Items from a data source
————————
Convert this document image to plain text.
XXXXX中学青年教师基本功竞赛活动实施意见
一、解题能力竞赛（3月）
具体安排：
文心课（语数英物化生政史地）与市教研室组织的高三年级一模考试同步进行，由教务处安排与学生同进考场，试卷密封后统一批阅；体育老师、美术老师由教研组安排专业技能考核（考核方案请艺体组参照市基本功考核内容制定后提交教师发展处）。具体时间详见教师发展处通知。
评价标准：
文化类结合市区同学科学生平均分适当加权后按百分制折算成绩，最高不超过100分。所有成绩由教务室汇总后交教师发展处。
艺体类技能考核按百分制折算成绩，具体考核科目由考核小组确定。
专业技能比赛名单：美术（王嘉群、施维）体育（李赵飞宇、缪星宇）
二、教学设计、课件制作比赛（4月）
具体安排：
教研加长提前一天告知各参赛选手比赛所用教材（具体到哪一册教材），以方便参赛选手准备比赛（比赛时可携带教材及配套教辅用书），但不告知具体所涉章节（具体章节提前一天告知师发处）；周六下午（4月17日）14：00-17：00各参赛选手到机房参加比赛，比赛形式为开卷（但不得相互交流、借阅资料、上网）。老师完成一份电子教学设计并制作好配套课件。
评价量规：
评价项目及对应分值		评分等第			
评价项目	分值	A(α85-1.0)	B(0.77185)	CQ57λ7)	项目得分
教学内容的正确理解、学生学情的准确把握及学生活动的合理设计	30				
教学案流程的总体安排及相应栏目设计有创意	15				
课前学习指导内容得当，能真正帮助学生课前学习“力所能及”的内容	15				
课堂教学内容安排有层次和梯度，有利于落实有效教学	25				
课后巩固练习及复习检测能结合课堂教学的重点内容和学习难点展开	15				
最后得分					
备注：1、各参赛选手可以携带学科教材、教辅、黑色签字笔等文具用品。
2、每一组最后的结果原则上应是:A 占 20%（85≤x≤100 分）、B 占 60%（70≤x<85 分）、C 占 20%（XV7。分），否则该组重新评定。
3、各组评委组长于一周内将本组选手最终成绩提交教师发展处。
————————
- **Directive**: Your task is to repeat each line of the material exactly.

- **Result below**:
Convert this document image to plain text.
XXXXX中学青年教师基本功竞赛活动实施意见
一、解题能力竞赛（3月）
具体安排：
文心课（语数英物化生政史地）与市教研室组织的高三年级一模考试同步进行，由教务处安排与学生同进考场，试卷密封后统一批阅；体育老师、美术老师由教研组安排专业技能考核（考核方案请艺体组参照市基本功考核内容制定后提交教师发展处）。具体时间详见教师发展处通知。
评价标准：
文化类结合市区同学科学生平均分适当加权后按百分制折算成绩，最高不超过100分。所有成绩由教务室汇总后交教师发展处。
艺体类技能考核按百分制折算成绩，具体考核科目由考核小组确定。
专业技能比赛名单：美术（王嘉群、施维）体育（李赵飞宇、缪星宇）
二、教学设计、课件制作比赛（4月）
具体安排：
教研加长提前一天告知各参赛选手比赛所用教材（具体到哪一册教材），以方便参赛选手准备比赛（比赛时可携带教材及配套教辅用书），但不告知具体所涉章节（具体章节提前一天告知师发处）；周六下午（4月17日）14：00-17：00各参赛选手到机房参加比赛，比赛形式为开卷（但不得相互交流、借阅资料、上网）。老师完成一份电子教学设计并制作好配套课件。
评价量规：
评价项目及对应分值		评分等第			
评价项目	分值	A(α85-1.0)	B(0.77185)	CQ57λ7)	项目得分
教学内容的正确理解、学生学情的准确把握及学生活动的合理设计	30				
教学案流程的总体安排及相应栏目设计有创意	15				
课前学习指导内容得当，能真正帮助学生课前学习“力所能及”的内容	15				
课堂教学内容安排有层次和梯度，有利于落实有效教学	25				
课后巩固练习及复习检测能结合课堂教学的重点内容和学习难点展开	15				
最后得分					
备注：1、各参赛选手可以携带学科教材、教辅、黑色签字笔等文具用品。
2、每一组最后的结果原则上应是:A 占 20%（85≤x≤100 分）、B 占 60%（70≤x<85 分）、C 占 20%（XV7。分），否则该组重新评定。
3、各组评委组长于一周内将本组选手最终成绩提交教师发展处。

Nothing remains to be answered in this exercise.